[INSTRUCTION]:
Transcribe the entries below exactly.

Source records:
[start]

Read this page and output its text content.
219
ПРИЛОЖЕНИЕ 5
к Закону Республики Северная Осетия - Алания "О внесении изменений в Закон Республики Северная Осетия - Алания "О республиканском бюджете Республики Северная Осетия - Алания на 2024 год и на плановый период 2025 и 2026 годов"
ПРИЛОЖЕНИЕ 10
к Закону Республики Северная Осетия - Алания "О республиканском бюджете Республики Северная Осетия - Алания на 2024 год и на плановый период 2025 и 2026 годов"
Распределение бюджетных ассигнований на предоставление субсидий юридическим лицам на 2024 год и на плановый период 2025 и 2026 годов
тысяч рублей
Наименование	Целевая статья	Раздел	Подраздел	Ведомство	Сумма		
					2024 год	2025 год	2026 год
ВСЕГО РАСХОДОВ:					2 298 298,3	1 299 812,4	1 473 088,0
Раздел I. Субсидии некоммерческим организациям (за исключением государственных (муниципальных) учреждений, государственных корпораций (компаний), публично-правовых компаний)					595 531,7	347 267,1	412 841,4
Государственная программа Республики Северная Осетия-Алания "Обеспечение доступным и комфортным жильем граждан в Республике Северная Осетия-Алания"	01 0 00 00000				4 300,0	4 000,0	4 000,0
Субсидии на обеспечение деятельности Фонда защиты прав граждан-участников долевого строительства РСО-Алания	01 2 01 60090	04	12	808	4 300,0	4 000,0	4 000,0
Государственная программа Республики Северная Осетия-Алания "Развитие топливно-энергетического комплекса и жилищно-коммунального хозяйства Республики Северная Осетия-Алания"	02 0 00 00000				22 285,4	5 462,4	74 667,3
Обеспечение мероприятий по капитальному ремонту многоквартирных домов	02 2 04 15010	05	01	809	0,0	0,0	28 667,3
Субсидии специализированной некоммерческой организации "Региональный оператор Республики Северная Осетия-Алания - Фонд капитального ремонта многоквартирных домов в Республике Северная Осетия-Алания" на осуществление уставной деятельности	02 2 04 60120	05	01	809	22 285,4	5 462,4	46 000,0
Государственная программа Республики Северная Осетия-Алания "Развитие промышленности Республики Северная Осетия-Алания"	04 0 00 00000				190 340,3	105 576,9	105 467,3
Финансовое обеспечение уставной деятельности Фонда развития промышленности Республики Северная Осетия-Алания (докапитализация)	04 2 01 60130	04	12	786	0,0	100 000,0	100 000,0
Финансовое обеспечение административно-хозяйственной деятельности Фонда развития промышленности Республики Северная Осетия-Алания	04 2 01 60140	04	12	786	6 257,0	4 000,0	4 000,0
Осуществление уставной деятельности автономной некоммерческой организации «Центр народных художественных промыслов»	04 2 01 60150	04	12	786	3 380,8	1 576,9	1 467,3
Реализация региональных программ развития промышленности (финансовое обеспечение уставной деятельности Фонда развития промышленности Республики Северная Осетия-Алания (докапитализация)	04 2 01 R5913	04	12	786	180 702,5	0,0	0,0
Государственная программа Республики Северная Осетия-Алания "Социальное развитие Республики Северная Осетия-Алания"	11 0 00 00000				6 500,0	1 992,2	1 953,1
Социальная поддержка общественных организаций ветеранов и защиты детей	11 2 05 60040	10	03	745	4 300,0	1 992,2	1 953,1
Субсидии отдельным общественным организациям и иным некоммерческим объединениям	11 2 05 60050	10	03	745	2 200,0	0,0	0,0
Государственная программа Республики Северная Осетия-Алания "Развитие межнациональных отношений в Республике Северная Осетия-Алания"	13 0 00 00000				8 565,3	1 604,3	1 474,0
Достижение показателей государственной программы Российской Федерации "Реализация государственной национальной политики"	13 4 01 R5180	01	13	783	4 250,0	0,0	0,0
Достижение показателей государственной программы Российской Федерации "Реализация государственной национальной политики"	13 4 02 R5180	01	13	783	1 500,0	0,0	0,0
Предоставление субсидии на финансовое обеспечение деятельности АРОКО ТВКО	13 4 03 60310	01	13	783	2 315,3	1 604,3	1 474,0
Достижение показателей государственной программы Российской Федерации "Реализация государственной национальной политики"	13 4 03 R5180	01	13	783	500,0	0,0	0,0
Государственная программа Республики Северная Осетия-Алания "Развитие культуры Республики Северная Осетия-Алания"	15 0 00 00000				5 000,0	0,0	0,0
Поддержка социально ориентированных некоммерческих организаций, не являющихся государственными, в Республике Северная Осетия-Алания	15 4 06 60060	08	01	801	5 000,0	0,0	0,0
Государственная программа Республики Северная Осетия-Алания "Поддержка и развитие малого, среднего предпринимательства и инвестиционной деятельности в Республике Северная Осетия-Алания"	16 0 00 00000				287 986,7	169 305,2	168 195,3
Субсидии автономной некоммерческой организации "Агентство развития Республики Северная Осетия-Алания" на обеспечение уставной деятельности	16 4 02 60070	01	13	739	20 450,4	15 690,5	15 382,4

[end]

[OUTPUT FOR THIS EXERCISE]:
Read this page and output its text content.
219
ПРИЛОЖЕНИЕ 5
к Закону Республики Северная Осетия - Алания "О внесении изменений в Закон Республики Северная Осетия - Алания "О республиканском бюджете Республики Северная Осетия - Алания на 2024 год и на плановый период 2025 и 2026 годов"
ПРИЛОЖЕНИЕ 10
к Закону Республики Северная Осетия - Алания "О республиканском бюджете Республики Северная Осетия - Алания на 2024 год и на плановый период 2025 и 2026 годов"
Распределение бюджетных ассигнований на предоставление субсидий юридическим лицам на 2024 год и на плановый период 2025 и 2026 годов
тысяч рублей
Наименование	Целевая статья	Раздел	Подраздел	Ведомство	Сумма		
					2024 год	2025 год	2026 год
ВСЕГО РАСХОДОВ:					2 298 298,3	1 299 812,4	1 473 088,0
Раздел I. Субсидии некоммерческим организациям (за исключением государственных (муниципальных) учреждений, государственных корпораций (компаний), публично-правовых компаний)					595 531,7	347 267,1	412 841,4
Государственная программа Республики Северная Осетия-Алания "Обеспечение доступным и комфортным жильем граждан в Республике Северная Осетия-Алания"	01 0 00 00000				4 300,0	4 000,0	4 000,0
Субсидии на обеспечение деятельности Фонда защиты прав граждан-участников долевого строительства РСО-Алания	01 2 01 60090	04	12	808	4 300,0	4 000,0	4 000,0
Государственная программа Республики Северная Осетия-Алания "Развитие топливно-энергетического комплекса и жилищно-коммунального хозяйства Республики Северная Осетия-Алания"	02 0 00 00000				22 285,4	5 462,4	74 667,3
Обеспечение мероприятий по капитальному ремонту многоквартирных домов	02 2 04 15010	05	01	809	0,0	0,0	28 667,3
Субсидии специализированной некоммерческой организации "Региональный оператор Республики Северная Осетия-Алания - Фонд капитального ремонта многоквартирных домов в Республике Северная Осетия-Алания" на осуществление уставной деятельности	02 2 04 60120	05	01	809	22 285,4	5 462,4	46 000,0
Государственная программа Республики Северная Осетия-Алания "Развитие промышленности Республики Северная Осетия-Алания"	04 0 00 00000				190 340,3	105 576,9	105 467,3
Финансовое обеспечение уставной деятельности Фонда развития промышленности Республики Северная Осетия-Алания (докапитализация)	04 2 01 60130	04	12	786	0,0	100 000,0	100 000,0
Финансовое обеспечение административно-хозяйственной деятельности Фонда развития промышленности Республики Северная Осетия-Алания	04 2 01 60140	04	12	786	6 257,0	4 000,0	4 000,0
Осуществление уставной деятельности автономной некоммерческой организации «Центр народных художественных промыслов»	04 2 01 60150	04	12	786	3 380,8	1 576,9	1 467,3
Реализация региональных программ развития промышленности (финансовое обеспечение уставной деятельности Фонда развития промышленности Республики Северная Осетия-Алания (докапитализация)	04 2 01 R5913	04	12	786	180 702,5	0,0	0,0
Государственная программа Республики Северная Осетия-Алания "Социальное развитие Республики Северная Осетия-Алания"	11 0 00 00000				6 500,0	1 992,2	1 953,1
Социальная поддержка общественных организаций ветеранов и защиты детей	11 2 05 60040	10	03	745	4 300,0	1 992,2	1 953,1
Субсидии отдельным общественным организациям и иным некоммерческим объединениям	11 2 05 60050	10	03	745	2 200,0	0,0	0,0
Государственная программа Республики Северная Осетия-Алания "Развитие межнациональных отношений в Республике Северная Осетия-Алания"	13 0 00 00000				8 565,3	1 604,3	1 474,0
Достижение показателей государственной программы Российской Федерации "Реализация государственной национальной политики"	13 4 01 R5180	01	13	783	4 250,0	0,0	0,0
Достижение показателей государственной программы Российской Федерации "Реализация государственной национальной политики"	13 4 02 R5180	01	13	783	1 500,0	0,0	0,0
Предоставление субсидии на финансовое обеспечение деятельности АРОКО ТВКО	13 4 03 60310	01	13	783	2 315,3	1 604,3	1 474,0
Достижение показателей государственной программы Российской Федерации "Реализация государственной национальной политики"	13 4 03 R5180	01	13	783	500,0	0,0	0,0
Государственная программа Республики Северная Осетия-Алания "Развитие культуры Республики Северная Осетия-Алания"	15 0 00 00000				5 000,0	0,0	0,0
Поддержка социально ориентированных некоммерческих организаций, не являющихся государственными, в Республике Северная Осетия-Алания	15 4 06 60060	08	01	801	5 000,0	0,0	0,0
Государственная программа Республики Северная Осетия-Алания "Поддержка и развитие малого, среднего предпринимательства и инвестиционной деятельности в Республике Северная Осетия-Алания"	16 0 00 00000				287 986,7	169 305,2	168 195,3
Субсидии автономной некоммерческой организации "Агентство развития Республики Северная Осетия-Алания" на обеспечение уставной деятельности	16 4 02 60070	01	13	739	20 450,4	15 690,5	15 382,4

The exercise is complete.